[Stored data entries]
——————

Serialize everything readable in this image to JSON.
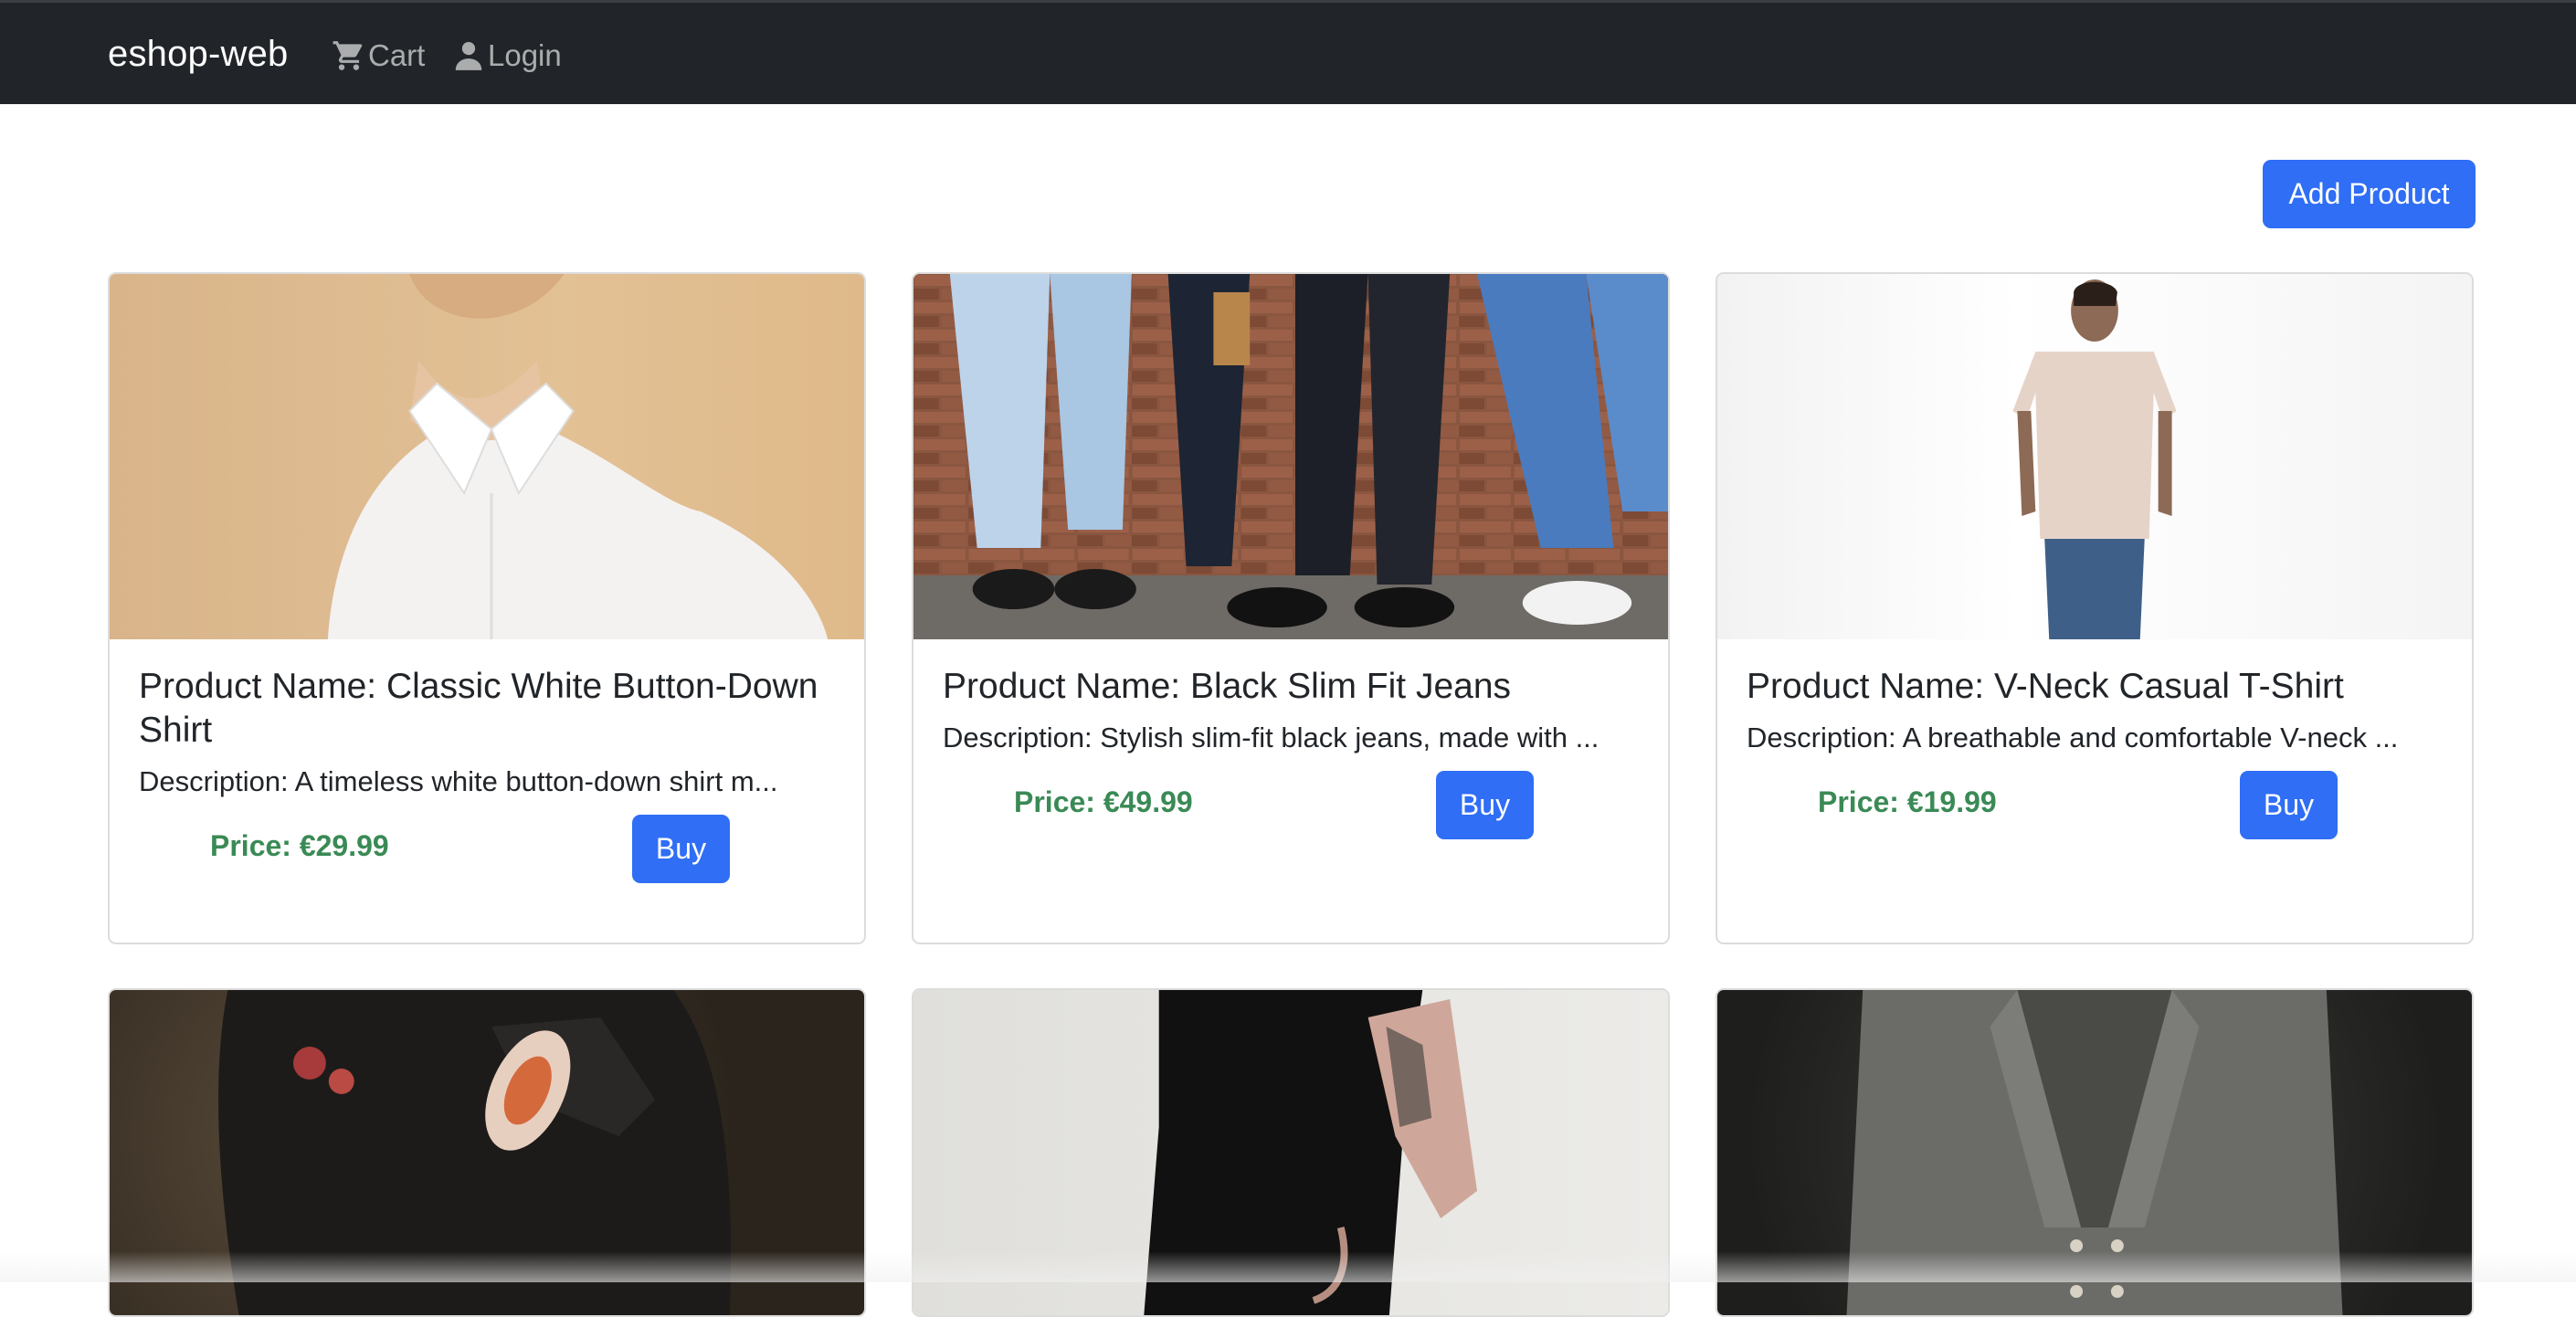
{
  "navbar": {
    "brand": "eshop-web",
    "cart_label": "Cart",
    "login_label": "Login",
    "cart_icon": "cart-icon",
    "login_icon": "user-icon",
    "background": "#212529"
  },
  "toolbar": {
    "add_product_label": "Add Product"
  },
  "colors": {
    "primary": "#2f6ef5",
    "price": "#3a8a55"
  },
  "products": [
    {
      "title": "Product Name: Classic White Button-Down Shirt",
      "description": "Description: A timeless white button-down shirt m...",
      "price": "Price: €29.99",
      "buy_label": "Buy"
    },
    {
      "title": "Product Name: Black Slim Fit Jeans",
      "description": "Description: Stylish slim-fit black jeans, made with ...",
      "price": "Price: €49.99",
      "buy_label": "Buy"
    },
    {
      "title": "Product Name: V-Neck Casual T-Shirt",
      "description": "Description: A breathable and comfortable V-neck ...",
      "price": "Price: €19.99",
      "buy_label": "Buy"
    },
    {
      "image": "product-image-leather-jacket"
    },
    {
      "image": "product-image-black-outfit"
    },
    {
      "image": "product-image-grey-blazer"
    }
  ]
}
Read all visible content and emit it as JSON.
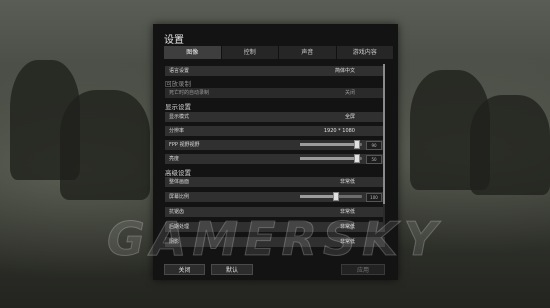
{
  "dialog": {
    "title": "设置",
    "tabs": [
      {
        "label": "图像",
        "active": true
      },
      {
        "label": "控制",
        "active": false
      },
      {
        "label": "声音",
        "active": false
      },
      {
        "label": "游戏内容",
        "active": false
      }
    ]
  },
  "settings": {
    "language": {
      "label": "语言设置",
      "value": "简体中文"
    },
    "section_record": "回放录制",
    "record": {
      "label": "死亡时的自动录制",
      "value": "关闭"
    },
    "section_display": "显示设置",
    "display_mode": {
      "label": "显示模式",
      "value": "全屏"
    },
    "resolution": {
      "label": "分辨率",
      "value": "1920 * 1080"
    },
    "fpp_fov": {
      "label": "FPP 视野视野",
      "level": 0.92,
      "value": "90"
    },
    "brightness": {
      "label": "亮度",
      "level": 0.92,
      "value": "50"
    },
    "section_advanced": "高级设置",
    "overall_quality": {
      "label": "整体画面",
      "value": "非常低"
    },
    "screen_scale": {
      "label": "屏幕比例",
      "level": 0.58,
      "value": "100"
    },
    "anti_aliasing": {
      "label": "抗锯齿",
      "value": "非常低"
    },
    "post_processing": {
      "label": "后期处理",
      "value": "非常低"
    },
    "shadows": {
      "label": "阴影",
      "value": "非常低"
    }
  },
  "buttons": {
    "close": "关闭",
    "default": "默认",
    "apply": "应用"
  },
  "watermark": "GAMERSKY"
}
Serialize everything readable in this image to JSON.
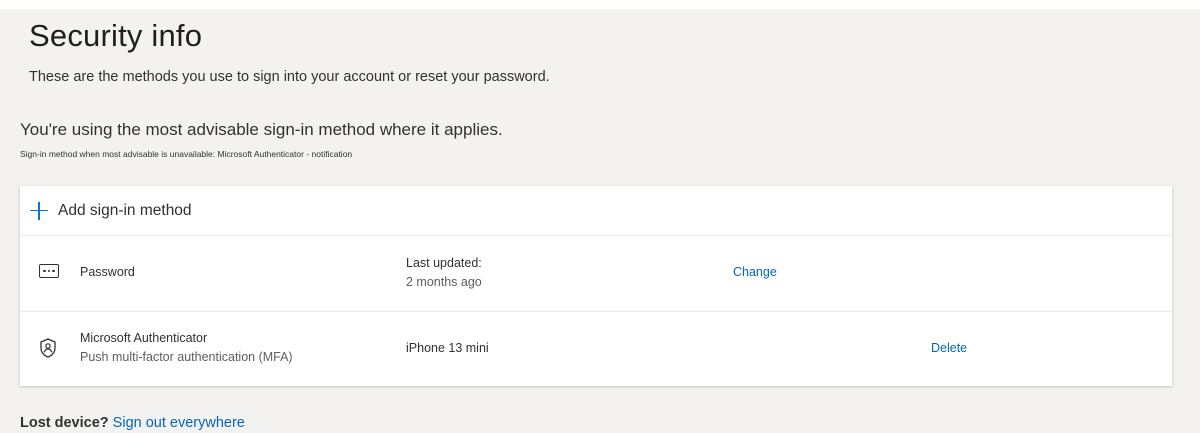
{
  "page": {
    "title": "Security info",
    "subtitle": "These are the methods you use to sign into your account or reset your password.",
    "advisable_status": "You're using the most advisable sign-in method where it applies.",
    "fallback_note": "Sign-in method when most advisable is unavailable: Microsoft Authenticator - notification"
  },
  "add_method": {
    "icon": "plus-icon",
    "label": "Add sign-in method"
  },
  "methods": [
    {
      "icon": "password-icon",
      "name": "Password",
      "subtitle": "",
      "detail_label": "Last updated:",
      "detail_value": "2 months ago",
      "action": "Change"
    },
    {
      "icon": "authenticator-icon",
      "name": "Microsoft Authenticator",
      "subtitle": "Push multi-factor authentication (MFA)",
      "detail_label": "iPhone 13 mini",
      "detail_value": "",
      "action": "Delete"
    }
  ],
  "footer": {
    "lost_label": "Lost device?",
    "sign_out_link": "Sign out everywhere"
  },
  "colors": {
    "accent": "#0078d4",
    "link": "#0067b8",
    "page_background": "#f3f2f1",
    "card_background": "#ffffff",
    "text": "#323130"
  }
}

——————

◆ Written request
Print all the records again exactly; do not include any picture.

◆ Finished task
Serialize everything readable in this image to JSON.
{
  "navbar": {
    "brand": "eshop-web",
    "cart_label": "Cart",
    "login_label": "Login",
    "cart_icon": "cart-icon",
    "login_icon": "user-icon",
    "background": "#212529"
  },
  "toolbar": {
    "add_product_label": "Add Product"
  },
  "colors": {
    "primary": "#2f6ef5",
    "price": "#3a8a55"
  },
  "products": [
    {
      "title": "Product Name: Classic White Button-Down Shirt",
      "description": "Description: A timeless white button-down shirt m...",
      "price": "Price: €29.99",
      "buy_label": "Buy"
    },
    {
      "title": "Product Name: Black Slim Fit Jeans",
      "description": "Description: Stylish slim-fit black jeans, made with ...",
      "price": "Price: €49.99",
      "buy_label": "Buy"
    },
    {
      "title": "Product Name: V-Neck Casual T-Shirt",
      "description": "Description: A breathable and comfortable V-neck ...",
      "price": "Price: €19.99",
      "buy_label": "Buy"
    },
    {
      "image": "product-image-leather-jacket"
    },
    {
      "image": "product-image-black-outfit"
    },
    {
      "image": "product-image-grey-blazer"
    }
  ]
}
Read all visible content and emit it as JSON.
{
  "dialog": {
    "title": "设置",
    "tabs": [
      {
        "label": "图像",
        "active": true
      },
      {
        "label": "控制",
        "active": false
      },
      {
        "label": "声音",
        "active": false
      },
      {
        "label": "游戏内容",
        "active": false
      }
    ]
  },
  "settings": {
    "language": {
      "label": "语言设置",
      "value": "简体中文"
    },
    "section_record": "回放录制",
    "record": {
      "label": "死亡时的自动录制",
      "value": "关闭"
    },
    "section_display": "显示设置",
    "display_mode": {
      "label": "显示模式",
      "value": "全屏"
    },
    "resolution": {
      "label": "分辨率",
      "value": "1920 * 1080"
    },
    "fpp_fov": {
      "label": "FPP 视野视野",
      "level": 0.92,
      "value": "90"
    },
    "brightness": {
      "label": "亮度",
      "level": 0.92,
      "value": "50"
    },
    "section_advanced": "高级设置",
    "overall_quality": {
      "label": "整体画面",
      "value": "非常低"
    },
    "screen_scale": {
      "label": "屏幕比例",
      "level": 0.58,
      "value": "100"
    },
    "anti_aliasing": {
      "label": "抗锯齿",
      "value": "非常低"
    },
    "post_processing": {
      "label": "后期处理",
      "value": "非常低"
    },
    "shadows": {
      "label": "阴影",
      "value": "非常低"
    }
  },
  "buttons": {
    "close": "关闭",
    "default": "默认",
    "apply": "应用"
  },
  "watermark": "GAMERSKY"
}
Serialize everything readable in this image to JSON.
{
  "page": {
    "title": "Security info",
    "subtitle": "These are the methods you use to sign into your account or reset your password.",
    "advisable_status": "You're using the most advisable sign-in method where it applies.",
    "fallback_note": "Sign-in method when most advisable is unavailable: Microsoft Authenticator - notification"
  },
  "add_method": {
    "icon": "plus-icon",
    "label": "Add sign-in method"
  },
  "methods": [
    {
      "icon": "password-icon",
      "name": "Password",
      "subtitle": "",
      "detail_label": "Last updated:",
      "detail_value": "2 months ago",
      "action": "Change"
    },
    {
      "icon": "authenticator-icon",
      "name": "Microsoft Authenticator",
      "subtitle": "Push multi-factor authentication (MFA)",
      "detail_label": "iPhone 13 mini",
      "detail_value": "",
      "action": "Delete"
    }
  ],
  "footer": {
    "lost_label": "Lost device?",
    "sign_out_link": "Sign out everywhere"
  },
  "colors": {
    "accent": "#0078d4",
    "link": "#0067b8",
    "page_background": "#f3f2f1",
    "card_background": "#ffffff",
    "text": "#323130"
  }
}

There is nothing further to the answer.